• [Set task]
Scan the lines below for the string "ylabel" and copy every one that has it.
+++
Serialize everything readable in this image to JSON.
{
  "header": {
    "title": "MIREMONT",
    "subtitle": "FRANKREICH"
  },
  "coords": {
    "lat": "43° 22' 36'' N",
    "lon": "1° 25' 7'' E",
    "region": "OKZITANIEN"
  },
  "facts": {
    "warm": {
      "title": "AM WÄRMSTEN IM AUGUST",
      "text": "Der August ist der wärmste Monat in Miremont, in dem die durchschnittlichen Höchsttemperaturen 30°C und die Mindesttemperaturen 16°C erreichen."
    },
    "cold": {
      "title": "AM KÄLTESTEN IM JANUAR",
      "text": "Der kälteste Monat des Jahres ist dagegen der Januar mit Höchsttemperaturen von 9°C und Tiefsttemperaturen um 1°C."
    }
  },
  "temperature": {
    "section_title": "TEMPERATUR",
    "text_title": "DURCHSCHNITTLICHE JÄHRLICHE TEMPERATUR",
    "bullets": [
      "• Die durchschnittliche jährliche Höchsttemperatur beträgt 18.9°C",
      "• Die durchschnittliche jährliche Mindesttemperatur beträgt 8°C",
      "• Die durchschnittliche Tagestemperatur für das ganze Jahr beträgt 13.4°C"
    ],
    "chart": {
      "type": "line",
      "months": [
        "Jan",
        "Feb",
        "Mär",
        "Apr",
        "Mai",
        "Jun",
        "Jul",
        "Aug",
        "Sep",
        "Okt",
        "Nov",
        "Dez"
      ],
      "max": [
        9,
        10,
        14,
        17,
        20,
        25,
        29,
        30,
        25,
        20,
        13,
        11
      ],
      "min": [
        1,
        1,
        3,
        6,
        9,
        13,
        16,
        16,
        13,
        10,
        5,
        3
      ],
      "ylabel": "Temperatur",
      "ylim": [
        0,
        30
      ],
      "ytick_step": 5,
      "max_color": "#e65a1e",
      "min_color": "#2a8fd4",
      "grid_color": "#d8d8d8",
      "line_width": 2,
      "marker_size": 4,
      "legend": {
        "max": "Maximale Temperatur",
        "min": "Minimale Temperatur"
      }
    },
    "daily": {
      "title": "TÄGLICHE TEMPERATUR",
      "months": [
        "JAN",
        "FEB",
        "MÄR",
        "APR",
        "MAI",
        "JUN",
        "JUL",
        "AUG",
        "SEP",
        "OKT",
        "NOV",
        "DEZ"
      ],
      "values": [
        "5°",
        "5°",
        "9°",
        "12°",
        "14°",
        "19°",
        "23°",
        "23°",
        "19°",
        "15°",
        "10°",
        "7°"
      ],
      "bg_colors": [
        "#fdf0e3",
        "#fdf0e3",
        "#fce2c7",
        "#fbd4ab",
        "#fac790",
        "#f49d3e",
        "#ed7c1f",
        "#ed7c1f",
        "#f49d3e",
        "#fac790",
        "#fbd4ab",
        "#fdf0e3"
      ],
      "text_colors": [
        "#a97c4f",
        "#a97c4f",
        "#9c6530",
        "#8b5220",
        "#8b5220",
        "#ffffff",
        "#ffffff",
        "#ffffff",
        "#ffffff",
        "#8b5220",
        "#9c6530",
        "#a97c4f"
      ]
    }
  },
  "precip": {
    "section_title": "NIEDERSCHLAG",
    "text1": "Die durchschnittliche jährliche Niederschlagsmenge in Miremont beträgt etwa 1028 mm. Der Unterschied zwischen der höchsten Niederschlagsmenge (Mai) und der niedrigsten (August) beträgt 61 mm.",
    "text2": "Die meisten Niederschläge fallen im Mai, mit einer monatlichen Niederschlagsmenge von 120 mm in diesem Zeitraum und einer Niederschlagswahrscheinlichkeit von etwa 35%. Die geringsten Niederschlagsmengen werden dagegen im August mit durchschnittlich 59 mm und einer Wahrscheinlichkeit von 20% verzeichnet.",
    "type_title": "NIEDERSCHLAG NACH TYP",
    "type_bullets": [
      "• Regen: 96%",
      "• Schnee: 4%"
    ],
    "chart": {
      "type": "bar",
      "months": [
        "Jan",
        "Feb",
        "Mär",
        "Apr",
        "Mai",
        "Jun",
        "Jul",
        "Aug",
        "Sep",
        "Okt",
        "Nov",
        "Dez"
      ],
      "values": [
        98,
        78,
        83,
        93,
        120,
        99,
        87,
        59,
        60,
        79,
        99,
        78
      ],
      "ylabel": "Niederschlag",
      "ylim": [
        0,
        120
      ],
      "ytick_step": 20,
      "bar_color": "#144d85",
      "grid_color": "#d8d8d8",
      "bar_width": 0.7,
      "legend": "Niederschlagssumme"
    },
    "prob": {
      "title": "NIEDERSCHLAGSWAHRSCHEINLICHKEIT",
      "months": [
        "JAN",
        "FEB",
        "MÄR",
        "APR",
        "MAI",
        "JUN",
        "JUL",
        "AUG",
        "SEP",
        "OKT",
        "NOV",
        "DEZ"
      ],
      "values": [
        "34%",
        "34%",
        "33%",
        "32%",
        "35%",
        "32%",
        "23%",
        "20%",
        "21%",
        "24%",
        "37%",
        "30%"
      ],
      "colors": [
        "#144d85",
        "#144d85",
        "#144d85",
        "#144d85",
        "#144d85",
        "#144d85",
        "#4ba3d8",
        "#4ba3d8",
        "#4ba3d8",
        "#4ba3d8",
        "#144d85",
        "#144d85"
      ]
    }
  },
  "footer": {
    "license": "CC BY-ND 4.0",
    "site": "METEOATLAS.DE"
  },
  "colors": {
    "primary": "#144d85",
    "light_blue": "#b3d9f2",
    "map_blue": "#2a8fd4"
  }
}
+++
• [Task answer]
      "ylabel": "Temperatur",
      "ylabel": "Niederschlag",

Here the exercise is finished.